Wherever the word "traveled" appears in a line, copy that line.

→ Collection entries:
--- START ---
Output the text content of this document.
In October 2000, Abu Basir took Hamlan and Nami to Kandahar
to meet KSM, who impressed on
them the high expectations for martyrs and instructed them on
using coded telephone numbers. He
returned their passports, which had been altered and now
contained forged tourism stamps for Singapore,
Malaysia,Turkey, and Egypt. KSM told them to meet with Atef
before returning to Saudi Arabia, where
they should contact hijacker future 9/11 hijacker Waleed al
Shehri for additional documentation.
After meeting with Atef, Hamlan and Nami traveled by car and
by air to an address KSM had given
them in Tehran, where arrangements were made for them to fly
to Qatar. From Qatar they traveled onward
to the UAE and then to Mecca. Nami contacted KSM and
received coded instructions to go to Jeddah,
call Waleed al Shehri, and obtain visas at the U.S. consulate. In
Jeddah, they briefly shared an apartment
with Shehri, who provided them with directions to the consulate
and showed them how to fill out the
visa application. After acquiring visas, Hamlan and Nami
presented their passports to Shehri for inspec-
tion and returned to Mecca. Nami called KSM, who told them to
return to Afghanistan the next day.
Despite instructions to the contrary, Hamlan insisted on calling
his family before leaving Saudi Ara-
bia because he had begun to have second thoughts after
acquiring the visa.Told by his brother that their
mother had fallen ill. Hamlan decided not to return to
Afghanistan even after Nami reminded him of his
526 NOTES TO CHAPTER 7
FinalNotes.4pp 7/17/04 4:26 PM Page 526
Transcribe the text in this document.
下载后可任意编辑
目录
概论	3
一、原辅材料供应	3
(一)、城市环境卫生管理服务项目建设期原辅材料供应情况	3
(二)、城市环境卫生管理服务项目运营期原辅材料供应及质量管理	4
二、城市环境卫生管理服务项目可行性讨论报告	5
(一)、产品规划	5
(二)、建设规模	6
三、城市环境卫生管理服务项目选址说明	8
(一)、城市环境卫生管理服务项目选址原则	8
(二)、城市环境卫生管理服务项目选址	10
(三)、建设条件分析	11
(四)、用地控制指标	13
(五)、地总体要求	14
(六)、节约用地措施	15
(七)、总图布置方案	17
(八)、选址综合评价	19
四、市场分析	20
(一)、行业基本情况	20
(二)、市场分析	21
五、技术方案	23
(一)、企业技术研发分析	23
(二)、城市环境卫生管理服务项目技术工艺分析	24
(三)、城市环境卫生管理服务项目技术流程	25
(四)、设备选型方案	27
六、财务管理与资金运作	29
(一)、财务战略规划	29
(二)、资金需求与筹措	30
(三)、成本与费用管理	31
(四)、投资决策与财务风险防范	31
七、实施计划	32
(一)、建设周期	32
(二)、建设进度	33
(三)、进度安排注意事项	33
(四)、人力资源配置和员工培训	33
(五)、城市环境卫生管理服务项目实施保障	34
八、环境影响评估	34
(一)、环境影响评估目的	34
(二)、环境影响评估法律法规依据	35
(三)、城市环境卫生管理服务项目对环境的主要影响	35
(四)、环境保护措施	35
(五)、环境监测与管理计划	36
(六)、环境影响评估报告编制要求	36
--- END ---
→ EXERCISE RESPONSE:
After meeting with Atef, Hamlan and Nami traveled by car and
to Qatar. From Qatar they traveled onward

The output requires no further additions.